[Stored records]
★ ★ ★ ★
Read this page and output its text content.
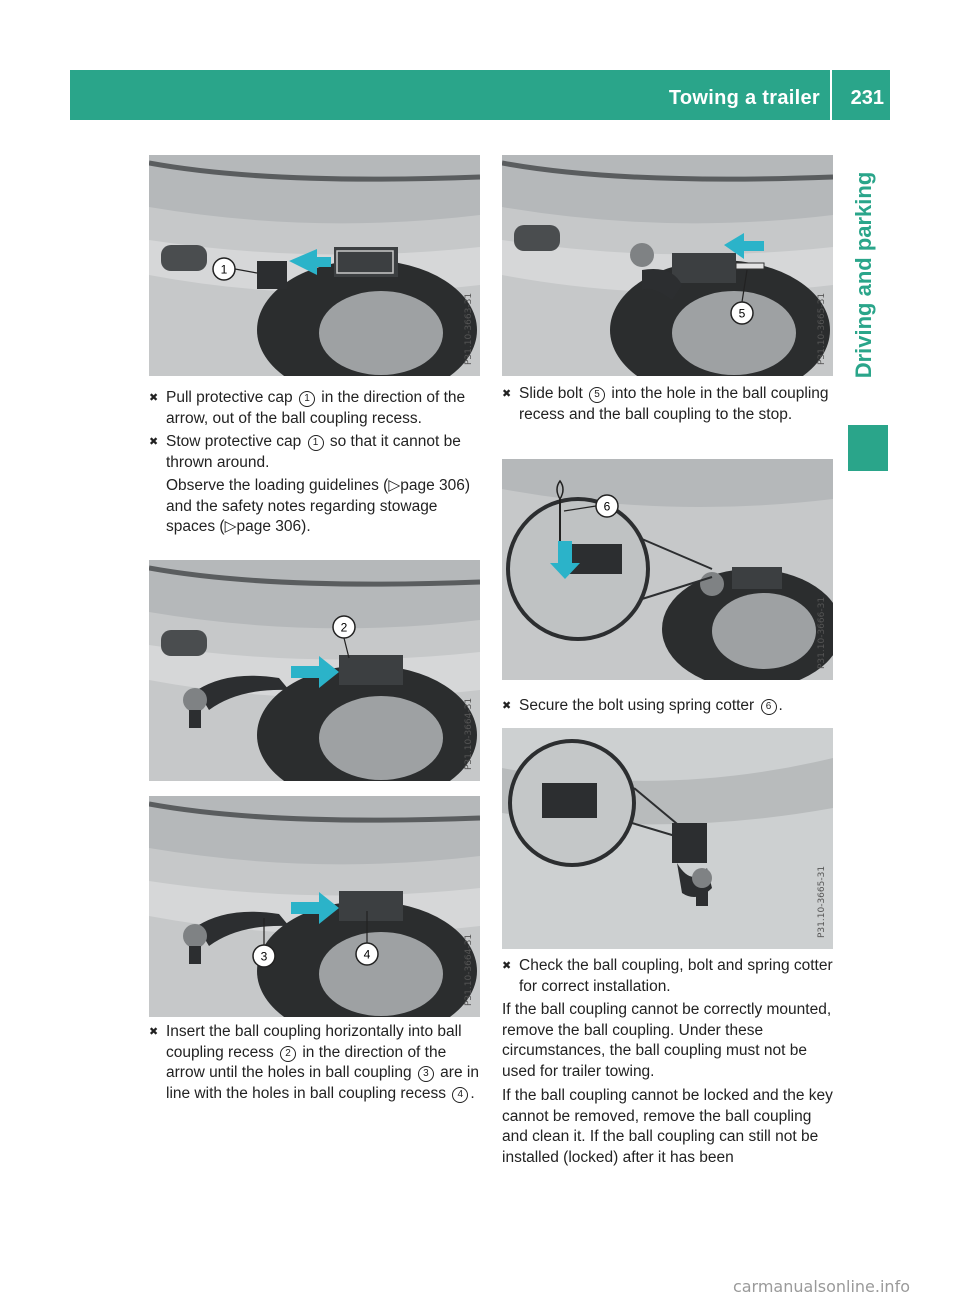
Towing a trailer 231
Driving and parking
1
P31.10-3663-31
✖ Pull protective cap 1 in the direction of the arrow, out of the ball coupling recess.
✖ Stow protective cap 1 so that it cannot be thrown around.
Observe the loading guidelines (▷page 306) and the safety notes regarding stowage spaces (▷page 306).
2
P31.10-3664-31
3	4	P31.10-3664-31
✖ Insert the ball coupling horizontally into ball coupling recess 2 in the direction of the arrow until the holes in ball coupling 3 are in line with the holes in ball coupling recess 4 .
5	P31.10-3665-31
✖ Slide bolt 5 into the hole in the ball coupling recess and the ball coupling to the stop.
6
P31.10-3666-31
✖ Secure the bolt using spring cotter 6 .
P31.10-3665-31
✖ Check the ball coupling, bolt and spring cotter for correct installation.

If the ball coupling cannot be correctly mounted, remove the ball coupling. Under these circumstances, the ball coupling must not be used for trailer towing.

If the ball coupling cannot be locked and the key cannot be removed, remove the ball coupling and clean it. If the ball coupling can still not be installed (locked) after it has been

carmanualsonline.info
★ ★ ★ ★
* [What is expected] Above are the records; reproduce them exactly and leave out the pictures.

* [Correct result]
Read this page and output its text content.
Towing a trailer 231
Driving and parking
1
P31.10-3663-31
✖ Pull protective cap 1 in the direction of the arrow, out of the ball coupling recess.
✖ Stow protective cap 1 so that it cannot be thrown around.
Observe the loading guidelines (▷page 306) and the safety notes regarding stowage spaces (▷page 306).
2
P31.10-3664-31
3	4	P31.10-3664-31
✖ Insert the ball coupling horizontally into ball coupling recess 2 in the direction of the arrow until the holes in ball coupling 3 are in line with the holes in ball coupling recess 4 .
5	P31.10-3665-31
✖ Slide bolt 5 into the hole in the ball coupling recess and the ball coupling to the stop.
6
P31.10-3666-31
✖ Secure the bolt using spring cotter 6 .
P31.10-3665-31
✖ Check the ball coupling, bolt and spring cotter for correct installation.

If the ball coupling cannot be correctly mounted, remove the ball coupling. Under these circumstances, the ball coupling must not be used for trailer towing.

If the ball coupling cannot be locked and the key cannot be removed, remove the ball coupling and clean it. If the ball coupling can still not be installed (locked) after it has been

carmanualsonline.info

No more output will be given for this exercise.